The records are to be restated in their entirety, word for word.
— Begin Information supplied —
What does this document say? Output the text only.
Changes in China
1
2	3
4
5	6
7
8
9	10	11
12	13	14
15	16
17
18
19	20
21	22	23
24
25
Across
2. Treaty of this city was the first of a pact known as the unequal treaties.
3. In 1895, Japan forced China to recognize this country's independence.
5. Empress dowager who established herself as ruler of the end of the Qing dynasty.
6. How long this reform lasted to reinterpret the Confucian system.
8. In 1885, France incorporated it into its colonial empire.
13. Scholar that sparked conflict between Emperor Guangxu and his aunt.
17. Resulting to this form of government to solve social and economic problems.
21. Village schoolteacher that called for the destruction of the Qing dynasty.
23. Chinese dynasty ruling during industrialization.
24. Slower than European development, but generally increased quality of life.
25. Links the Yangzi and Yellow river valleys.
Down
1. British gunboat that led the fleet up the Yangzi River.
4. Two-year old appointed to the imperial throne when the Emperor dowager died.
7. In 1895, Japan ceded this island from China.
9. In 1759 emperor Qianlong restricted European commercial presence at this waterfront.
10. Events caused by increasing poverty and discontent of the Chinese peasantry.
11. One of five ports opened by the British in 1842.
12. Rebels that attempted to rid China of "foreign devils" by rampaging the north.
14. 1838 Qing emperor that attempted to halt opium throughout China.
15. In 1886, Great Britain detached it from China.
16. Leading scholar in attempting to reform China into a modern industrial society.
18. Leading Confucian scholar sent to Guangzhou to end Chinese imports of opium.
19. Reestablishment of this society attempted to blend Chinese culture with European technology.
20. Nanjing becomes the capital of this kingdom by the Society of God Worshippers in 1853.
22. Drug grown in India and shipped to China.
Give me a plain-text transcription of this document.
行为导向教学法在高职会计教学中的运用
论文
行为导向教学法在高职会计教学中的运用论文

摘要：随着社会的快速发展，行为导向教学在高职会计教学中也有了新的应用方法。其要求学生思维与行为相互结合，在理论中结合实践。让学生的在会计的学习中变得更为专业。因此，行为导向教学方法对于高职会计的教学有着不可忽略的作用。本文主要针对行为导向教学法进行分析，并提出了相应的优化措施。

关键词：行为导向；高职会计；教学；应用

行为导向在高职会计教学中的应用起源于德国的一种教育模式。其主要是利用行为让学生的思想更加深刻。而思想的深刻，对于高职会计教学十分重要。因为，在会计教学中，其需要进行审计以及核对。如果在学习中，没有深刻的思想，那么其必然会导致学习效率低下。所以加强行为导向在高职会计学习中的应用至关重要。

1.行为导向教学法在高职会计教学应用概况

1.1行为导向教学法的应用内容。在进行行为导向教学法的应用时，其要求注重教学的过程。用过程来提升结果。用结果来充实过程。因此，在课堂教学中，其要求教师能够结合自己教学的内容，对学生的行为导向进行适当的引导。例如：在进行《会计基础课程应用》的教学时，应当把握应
— End Information supplied —
→ **The completed task**:
What does this document say? Output the text only.
Changes in China
1
2	3
4
5	6
7
8
9	10	11
12	13	14
15	16
17
18
19	20
21	22	23
24
25
Across
2. Treaty of this city was the first of a pact known as the unequal treaties.
3. In 1895, Japan forced China to recognize this country's independence.
5. Empress dowager who established herself as ruler of the end of the Qing dynasty.
6. How long this reform lasted to reinterpret the Confucian system.
8. In 1885, France incorporated it into its colonial empire.
13. Scholar that sparked conflict between Emperor Guangxu and his aunt.
17. Resulting to this form of government to solve social and economic problems.
21. Village schoolteacher that called for the destruction of the Qing dynasty.
23. Chinese dynasty ruling during industrialization.
24. Slower than European development, but generally increased quality of life.
25. Links the Yangzi and Yellow river valleys.
Down
1. British gunboat that led the fleet up the Yangzi River.
4. Two-year old appointed to the imperial throne when the Emperor dowager died.
7. In 1895, Japan ceded this island from China.
9. In 1759 emperor Qianlong restricted European commercial presence at this waterfront.
10. Events caused by increasing poverty and discontent of the Chinese peasantry.
11. One of five ports opened by the British in 1842.
12. Rebels that attempted to rid China of "foreign devils" by rampaging the north.
14. 1838 Qing emperor that attempted to halt opium throughout China.
15. In 1886, Great Britain detached it from China.
16. Leading scholar in attempting to reform China into a modern industrial society.
18. Leading Confucian scholar sent to Guangzhou to end Chinese imports of opium.
19. Reestablishment of this society attempted to blend Chinese culture with European technology.
20. Nanjing becomes the capital of this kingdom by the Society of God Worshippers in 1853.
22. Drug grown in India and shipped to China.
Give me a plain-text transcription of this document.
行为导向教学法在高职会计教学中的运用
论文
行为导向教学法在高职会计教学中的运用论文

摘要：随着社会的快速发展，行为导向教学在高职会计教学中也有了新的应用方法。其要求学生思维与行为相互结合，在理论中结合实践。让学生的在会计的学习中变得更为专业。因此，行为导向教学方法对于高职会计的教学有着不可忽略的作用。本文主要针对行为导向教学法进行分析，并提出了相应的优化措施。

关键词：行为导向；高职会计；教学；应用

行为导向在高职会计教学中的应用起源于德国的一种教育模式。其主要是利用行为让学生的思想更加深刻。而思想的深刻，对于高职会计教学十分重要。因为，在会计教学中，其需要进行审计以及核对。如果在学习中，没有深刻的思想，那么其必然会导致学习效率低下。所以加强行为导向在高职会计学习中的应用至关重要。

1.行为导向教学法在高职会计教学应用概况

1.1行为导向教学法的应用内容。在进行行为导向教学法的应用时，其要求注重教学的过程。用过程来提升结果。用结果来充实过程。因此，在课堂教学中，其要求教师能够结合自己教学的内容，对学生的行为导向进行适当的引导。例如：在进行《会计基础课程应用》的教学时，应当把握应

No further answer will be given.